■ Task prompt ■
Across the data below, how many lines hold "this"? Answer with that number and nothing else.

■ Source records ■
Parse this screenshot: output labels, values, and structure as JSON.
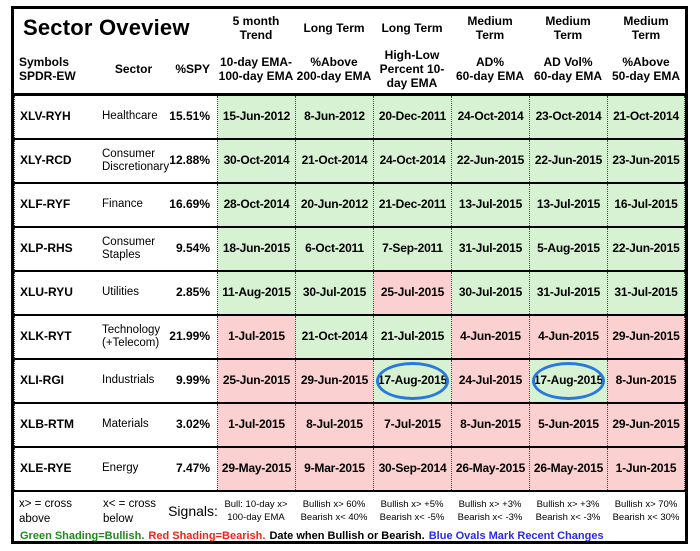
{
  "title": "Sector Oveview",
  "colors": {
    "bullish_bg": "#d7f2d2",
    "bearish_bg": "#fbd0d0",
    "oval_blue": "#2878dd",
    "legend_green": "#1f8a1f",
    "legend_red": "#fb2015",
    "legend_blue": "#2a2aee",
    "border": "#000000"
  },
  "group_headers": [
    "5 month\nTrend",
    "Long Term",
    "Long Term",
    "Medium\nTerm",
    "Medium\nTerm",
    "Medium\nTerm"
  ],
  "column_headers": [
    "Symbols\nSPDR-EW",
    "Sector",
    "%SPY",
    "10-day EMA-\n100-day EMA",
    "%Above\n200-day EMA",
    "High-Low\nPercent 10-\nday EMA",
    "AD%\n60-day EMA",
    "AD Vol%\n60-day EMA",
    "%Above\n50-day EMA"
  ],
  "table": {
    "rows": [
      {
        "symbol": "XLV-RYH",
        "sector": "Healthcare",
        "spy": "15.51%",
        "cells": [
          {
            "text": "15-Jun-2012",
            "status": "bullish"
          },
          {
            "text": "8-Jun-2012",
            "status": "bullish"
          },
          {
            "text": "20-Dec-2011",
            "status": "bullish"
          },
          {
            "text": "24-Oct-2014",
            "status": "bullish"
          },
          {
            "text": "23-Oct-2014",
            "status": "bullish"
          },
          {
            "text": "21-Oct-2014",
            "status": "bullish"
          }
        ]
      },
      {
        "symbol": "XLY-RCD",
        "sector": "Consumer\nDiscretionary",
        "spy": "12.88%",
        "cells": [
          {
            "text": "30-Oct-2014",
            "status": "bullish"
          },
          {
            "text": "21-Oct-2014",
            "status": "bullish"
          },
          {
            "text": "24-Oct-2014",
            "status": "bullish"
          },
          {
            "text": "22-Jun-2015",
            "status": "bullish"
          },
          {
            "text": "22-Jun-2015",
            "status": "bullish"
          },
          {
            "text": "23-Jun-2015",
            "status": "bullish"
          }
        ]
      },
      {
        "symbol": "XLF-RYF",
        "sector": "Finance",
        "spy": "16.69%",
        "cells": [
          {
            "text": "28-Oct-2014",
            "status": "bullish"
          },
          {
            "text": "20-Jun-2012",
            "status": "bullish"
          },
          {
            "text": "21-Dec-2011",
            "status": "bullish"
          },
          {
            "text": "13-Jul-2015",
            "status": "bullish"
          },
          {
            "text": "13-Jul-2015",
            "status": "bullish"
          },
          {
            "text": "16-Jul-2015",
            "status": "bullish"
          }
        ]
      },
      {
        "symbol": "XLP-RHS",
        "sector": "Consumer\nStaples",
        "spy": "9.54%",
        "cells": [
          {
            "text": "18-Jun-2015",
            "status": "bullish"
          },
          {
            "text": "6-Oct-2011",
            "status": "bullish"
          },
          {
            "text": "7-Sep-2011",
            "status": "bullish"
          },
          {
            "text": "31-Jul-2015",
            "status": "bullish"
          },
          {
            "text": "5-Aug-2015",
            "status": "bullish"
          },
          {
            "text": "22-Jun-2015",
            "status": "bullish"
          }
        ]
      },
      {
        "symbol": "XLU-RYU",
        "sector": "Utilities",
        "spy": "2.85%",
        "cells": [
          {
            "text": "11-Aug-2015",
            "status": "bullish"
          },
          {
            "text": "30-Jul-2015",
            "status": "bullish"
          },
          {
            "text": "25-Jul-2015",
            "status": "bearish"
          },
          {
            "text": "30-Jul-2015",
            "status": "bullish"
          },
          {
            "text": "31-Jul-2015",
            "status": "bullish"
          },
          {
            "text": "31-Jul-2015",
            "status": "bullish"
          }
        ]
      },
      {
        "symbol": "XLK-RYT",
        "sector": "Technology\n(+Telecom)",
        "spy": "21.99%",
        "cells": [
          {
            "text": "1-Jul-2015",
            "status": "bearish"
          },
          {
            "text": "21-Oct-2014",
            "status": "bullish"
          },
          {
            "text": "21-Jul-2015",
            "status": "bullish"
          },
          {
            "text": "4-Jun-2015",
            "status": "bearish"
          },
          {
            "text": "4-Jun-2015",
            "status": "bearish"
          },
          {
            "text": "29-Jun-2015",
            "status": "bearish"
          }
        ]
      },
      {
        "symbol": "XLI-RGI",
        "sector": "Industrials",
        "spy": "9.99%",
        "cells": [
          {
            "text": "25-Jun-2015",
            "status": "bearish"
          },
          {
            "text": "29-Jun-2015",
            "status": "bearish"
          },
          {
            "text": "17-Aug-2015",
            "status": "bullish",
            "oval": true
          },
          {
            "text": "24-Jul-2015",
            "status": "bearish"
          },
          {
            "text": "17-Aug-2015",
            "status": "bullish",
            "oval": true
          },
          {
            "text": "8-Jun-2015",
            "status": "bearish"
          }
        ]
      },
      {
        "symbol": "XLB-RTM",
        "sector": "Materials",
        "spy": "3.02%",
        "cells": [
          {
            "text": "1-Jul-2015",
            "status": "bearish"
          },
          {
            "text": "8-Jul-2015",
            "status": "bearish"
          },
          {
            "text": "7-Jul-2015",
            "status": "bearish"
          },
          {
            "text": "8-Jun-2015",
            "status": "bearish"
          },
          {
            "text": "5-Jun-2015",
            "status": "bearish"
          },
          {
            "text": "29-Jun-2015",
            "status": "bearish"
          }
        ]
      },
      {
        "symbol": "XLE-RYE",
        "sector": "Energy",
        "spy": "7.47%",
        "cells": [
          {
            "text": "29-May-2015",
            "status": "bearish"
          },
          {
            "text": "9-Mar-2015",
            "status": "bearish"
          },
          {
            "text": "30-Sep-2014",
            "status": "bearish"
          },
          {
            "text": "26-May-2015",
            "status": "bearish"
          },
          {
            "text": "26-May-2015",
            "status": "bearish"
          },
          {
            "text": "1-Jun-2015",
            "status": "bearish"
          }
        ]
      }
    ]
  },
  "signals": [
    "x> = cross\nabove",
    "x< = cross\nbelow",
    "Signals:",
    "Bull: 10-day x>\n100-day EMA",
    "Bullish x> 60%\nBearish x< 40%",
    "Bullish x> +5%\nBearish x< -5%",
    "Bullish x> +3%\nBearish x< -3%",
    "Bullish x> +3%\nBearish x< -3%",
    "Bullish x> 70%\nBearish x< 30%"
  ],
  "footer": {
    "green": "Green Shading=Bullish.",
    "red": "Red Shading=Bearish.",
    "black": "Date when Bullish or Bearish.",
    "blue": "Blue Ovals Mark Recent Changes"
  }
}
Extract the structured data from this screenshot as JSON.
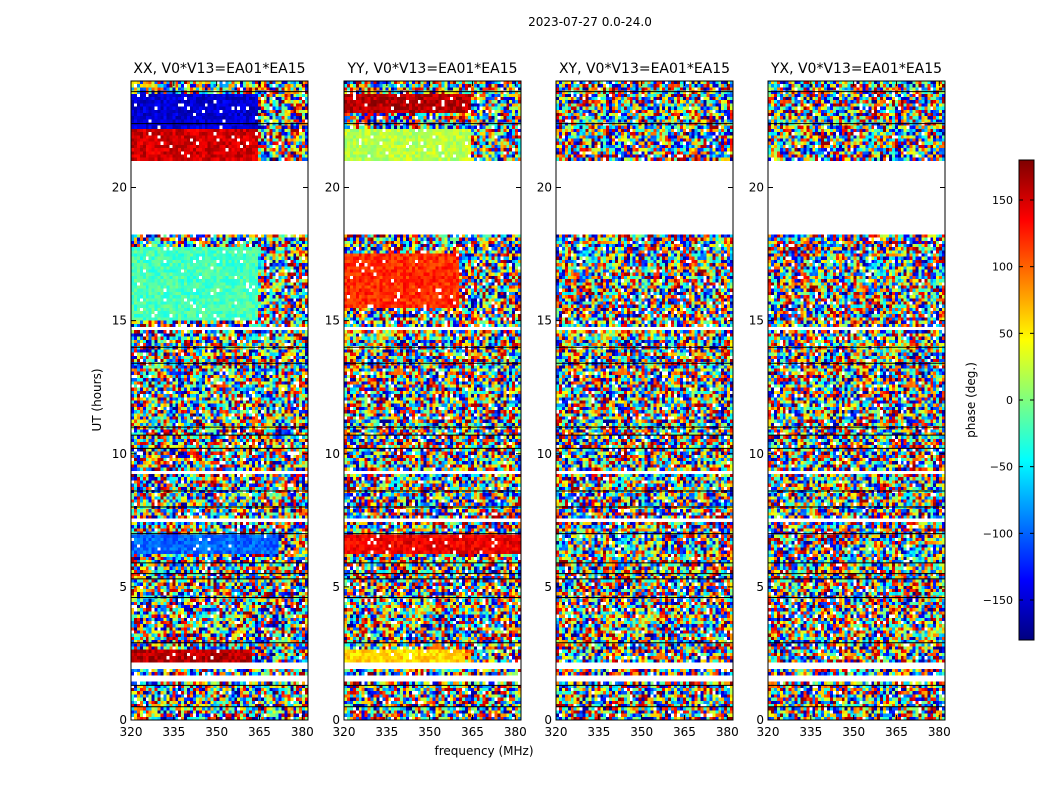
{
  "figure": {
    "suptitle": "2023-07-27 0.0-24.0",
    "xlabel": "frequency (MHz)",
    "ylabel": "UT (hours)"
  },
  "colorbar": {
    "label": "phase (deg.)",
    "range": [
      -180,
      180
    ],
    "ticks": [
      150,
      100,
      50,
      0,
      -50,
      -100,
      -150
    ],
    "tick_labels": [
      "150",
      "100",
      "50",
      "0",
      "−50",
      "−100",
      "−150"
    ],
    "colormap": "jet",
    "colors": [
      "#00007f",
      "#0000ff",
      "#007fff",
      "#00ffff",
      "#7fff7f",
      "#ffff00",
      "#ff7f00",
      "#ff0000",
      "#7f0000"
    ]
  },
  "chart_data": [
    {
      "type": "heatmap",
      "title": "XX, V0*V13=EA01*EA15",
      "x_range": [
        320,
        382
      ],
      "y_range": [
        0,
        24
      ],
      "x_ticks": [
        320,
        335,
        350,
        365,
        380
      ],
      "y_ticks": [
        0,
        5,
        10,
        15,
        20
      ],
      "value": "phase (deg.)",
      "coherent_bands": [
        {
          "ut": [
            22.2,
            23.5
          ],
          "phase": -150,
          "freq_edge": 364
        },
        {
          "ut": [
            21.0,
            22.2
          ],
          "phase": 150,
          "freq_edge": 364
        },
        {
          "ut": [
            15.0,
            17.8
          ],
          "phase": -20,
          "freq_edge": 364
        },
        {
          "ut": [
            6.2,
            7.0
          ],
          "phase": -100,
          "freq_edge": 372
        },
        {
          "ut": [
            2.2,
            2.6
          ],
          "phase": 160,
          "freq_edge": 362
        }
      ]
    },
    {
      "type": "heatmap",
      "title": "YY, V0*V13=EA01*EA15",
      "x_range": [
        320,
        382
      ],
      "y_range": [
        0,
        24
      ],
      "x_ticks": [
        320,
        335,
        350,
        365,
        380
      ],
      "y_ticks": [
        0,
        5,
        10,
        15,
        20
      ],
      "value": "phase (deg.)",
      "coherent_bands": [
        {
          "ut": [
            22.8,
            23.5
          ],
          "phase": 160,
          "freq_edge": 364
        },
        {
          "ut": [
            21.0,
            22.2
          ],
          "phase": 20,
          "freq_edge": 364
        },
        {
          "ut": [
            15.5,
            17.5
          ],
          "phase": 120,
          "freq_edge": 360
        },
        {
          "ut": [
            6.2,
            7.0
          ],
          "phase": 140,
          "freq_edge": 382
        },
        {
          "ut": [
            2.2,
            2.6
          ],
          "phase": 60,
          "freq_edge": 362
        }
      ]
    },
    {
      "type": "heatmap",
      "title": "XY, V0*V13=EA01*EA15",
      "x_range": [
        320,
        382
      ],
      "y_range": [
        0,
        24
      ],
      "x_ticks": [
        320,
        335,
        350,
        365,
        380
      ],
      "y_ticks": [
        0,
        5,
        10,
        15,
        20
      ],
      "value": "phase (deg.)",
      "coherent_bands": []
    },
    {
      "type": "heatmap",
      "title": "YX, V0*V13=EA01*EA15",
      "x_range": [
        320,
        382
      ],
      "y_range": [
        0,
        24
      ],
      "x_ticks": [
        320,
        335,
        350,
        365,
        380
      ],
      "y_ticks": [
        0,
        5,
        10,
        15,
        20
      ],
      "value": "phase (deg.)",
      "coherent_bands": []
    }
  ]
}
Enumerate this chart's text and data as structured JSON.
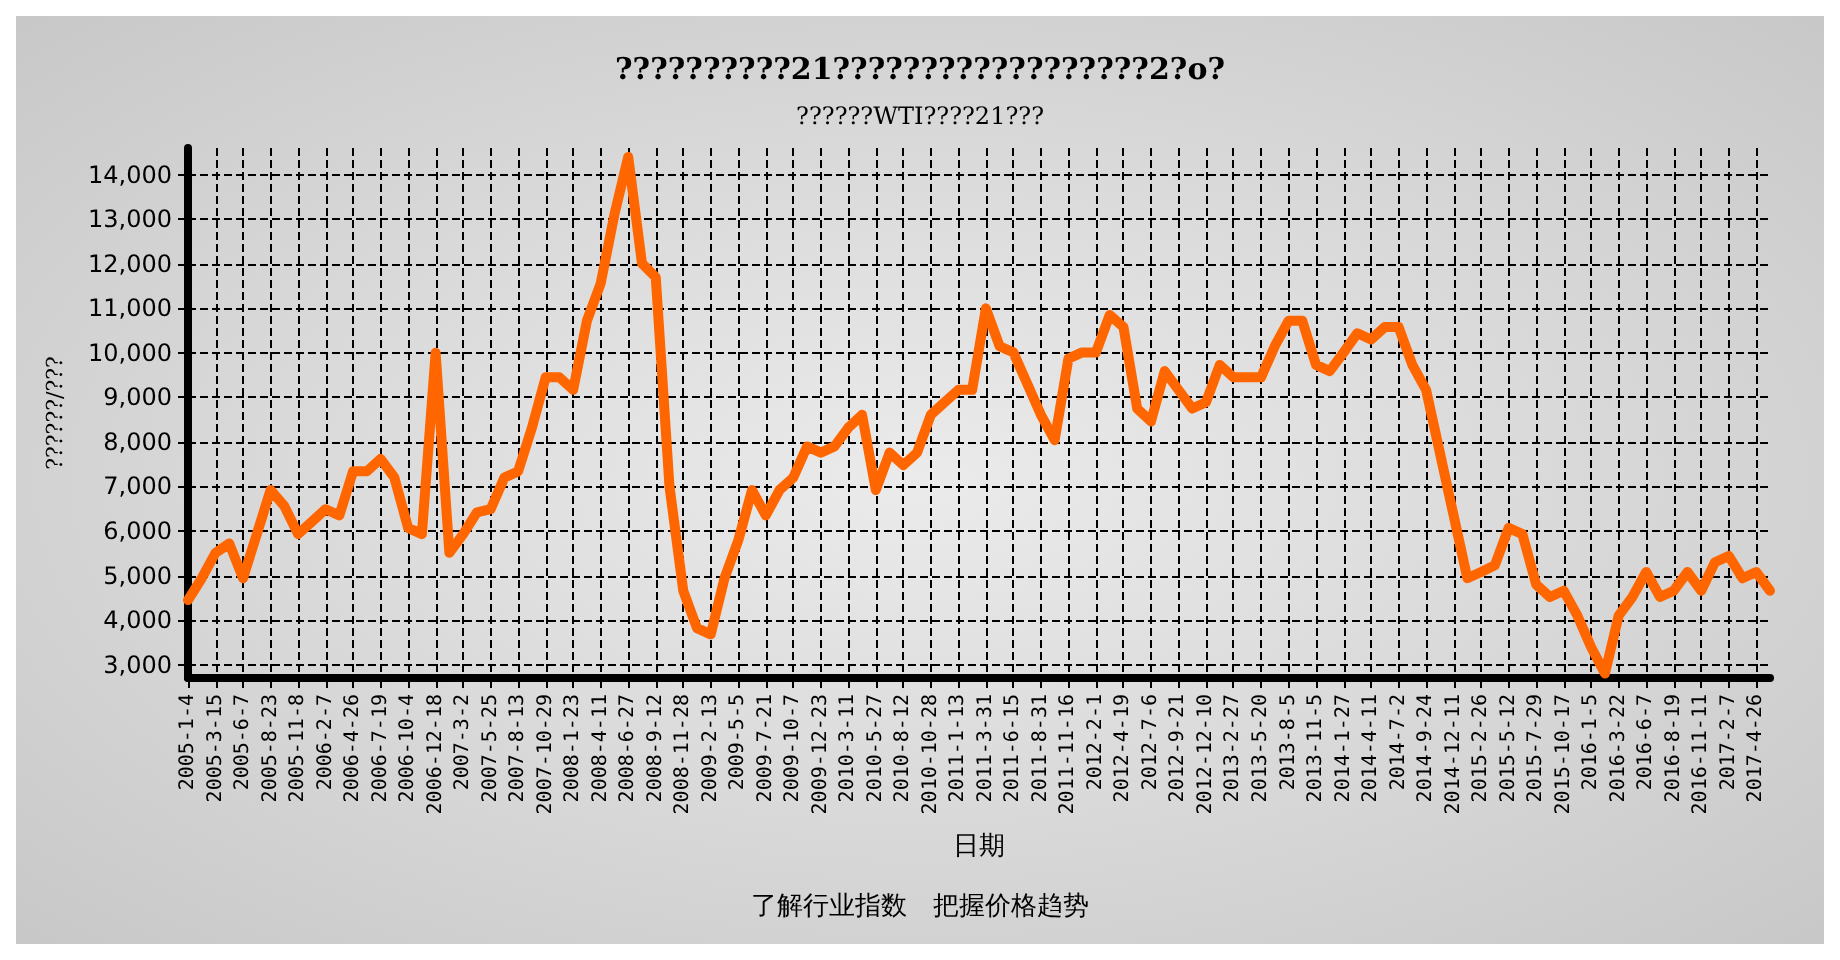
{
  "chart_data": {
    "type": "line",
    "title": "??????????21??????????????????2?o?",
    "subtitle": "??????WTI????21???",
    "xlabel": "日期",
    "ylabel": "??????/???",
    "annotations": [
      "了解行业指数　把握价格趋势"
    ],
    "categories": [
      "2005-1-4",
      null,
      "2005-3-15",
      null,
      "2005-6-7",
      null,
      "2005-8-23",
      null,
      "2005-11-8",
      null,
      "2006-2-7",
      null,
      "2006-4-26",
      null,
      "2006-7-19",
      null,
      "2006-10-4",
      null,
      "2006-12-18",
      null,
      "2007-3-2",
      null,
      "2007-5-25",
      null,
      "2007-8-13",
      null,
      "2007-10-29",
      null,
      "2008-1-23",
      null,
      "2008-4-11",
      null,
      "2008-6-27",
      null,
      "2008-9-12",
      null,
      "2008-11-28",
      null,
      "2009-2-13",
      null,
      "2009-5-5",
      null,
      "2009-7-21",
      null,
      "2009-10-7",
      null,
      "2009-12-23",
      null,
      "2010-3-11",
      null,
      "2010-5-27",
      null,
      "2010-8-12",
      null,
      "2010-10-28",
      null,
      "2011-1-13",
      null,
      "2011-3-31",
      null,
      "2011-6-15",
      null,
      "2011-8-31",
      null,
      "2011-11-16",
      null,
      "2012-2-1",
      null,
      "2012-4-19",
      null,
      "2012-7-6",
      null,
      "2012-9-21",
      null,
      "2012-12-10",
      null,
      "2013-2-27",
      null,
      "2013-5-20",
      null,
      "2013-8-5",
      null,
      "2013-11-5",
      null,
      "2014-1-27",
      null,
      "2014-4-11",
      null,
      "2014-7-2",
      null,
      "2014-9-24",
      null,
      "2014-12-11",
      null,
      "2015-2-26",
      null,
      "2015-5-12",
      null,
      "2015-7-29",
      null,
      "2015-10-17",
      null,
      "2016-1-5",
      null,
      "2016-3-22",
      null,
      "2016-6-7",
      null,
      "2016-8-19",
      null,
      "2016-11-11",
      null,
      "2017-2-7",
      null,
      "2017-4-26",
      null
    ],
    "series": [
      {
        "color": "#ff6600",
        "values": [
          4450,
          4940,
          5510,
          5720,
          4940,
          5930,
          6920,
          6560,
          5930,
          6210,
          6490,
          6350,
          7340,
          7340,
          7620,
          7200,
          6070,
          5930,
          10000,
          5510,
          5930,
          6420,
          6490,
          7200,
          7340,
          8320,
          9450,
          9450,
          9170,
          10720,
          11560,
          13110,
          14400,
          12010,
          11700,
          7000,
          4660,
          3820,
          3680,
          4940,
          5790,
          6920,
          6350,
          6920,
          7200,
          7900,
          7760,
          7900,
          8320,
          8610,
          6920,
          7760,
          7480,
          7760,
          8610,
          8890,
          9170,
          9170,
          11000,
          10150,
          10010,
          9310,
          8610,
          8040,
          9870,
          10010,
          10010,
          10850,
          10580,
          8750,
          8460,
          9590,
          9170,
          8750,
          8890,
          9730,
          9450,
          9450,
          9450,
          10150,
          10720,
          10720,
          9730,
          9590,
          10010,
          10440,
          10300,
          10580,
          10580,
          9730,
          9170,
          7760,
          6350,
          4940,
          5080,
          5230,
          6070,
          5930,
          4800,
          4520,
          4660,
          4100,
          3390,
          2800,
          4100,
          4520,
          5080,
          4520,
          4660,
          5080,
          4660,
          5300,
          5440,
          4940,
          5080,
          4660
        ]
      }
    ],
    "ylim": [
      2700,
      14600
    ],
    "yticks": [
      {
        "value": 3000,
        "label": "3,000"
      },
      {
        "value": 4000,
        "label": "4,000"
      },
      {
        "value": 5000,
        "label": "5,000"
      },
      {
        "value": 6000,
        "label": "6,000"
      },
      {
        "value": 7000,
        "label": "7,000"
      },
      {
        "value": 8000,
        "label": "8,000"
      },
      {
        "value": 9000,
        "label": "9,000"
      },
      {
        "value": 10000,
        "label": "10,000"
      },
      {
        "value": 11000,
        "label": "11,000"
      },
      {
        "value": 12000,
        "label": "12,000"
      },
      {
        "value": 13000,
        "label": "13,000"
      },
      {
        "value": 14000,
        "label": "14,000"
      }
    ],
    "grid": true,
    "line_style": "solid"
  }
}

■ Final result ■
3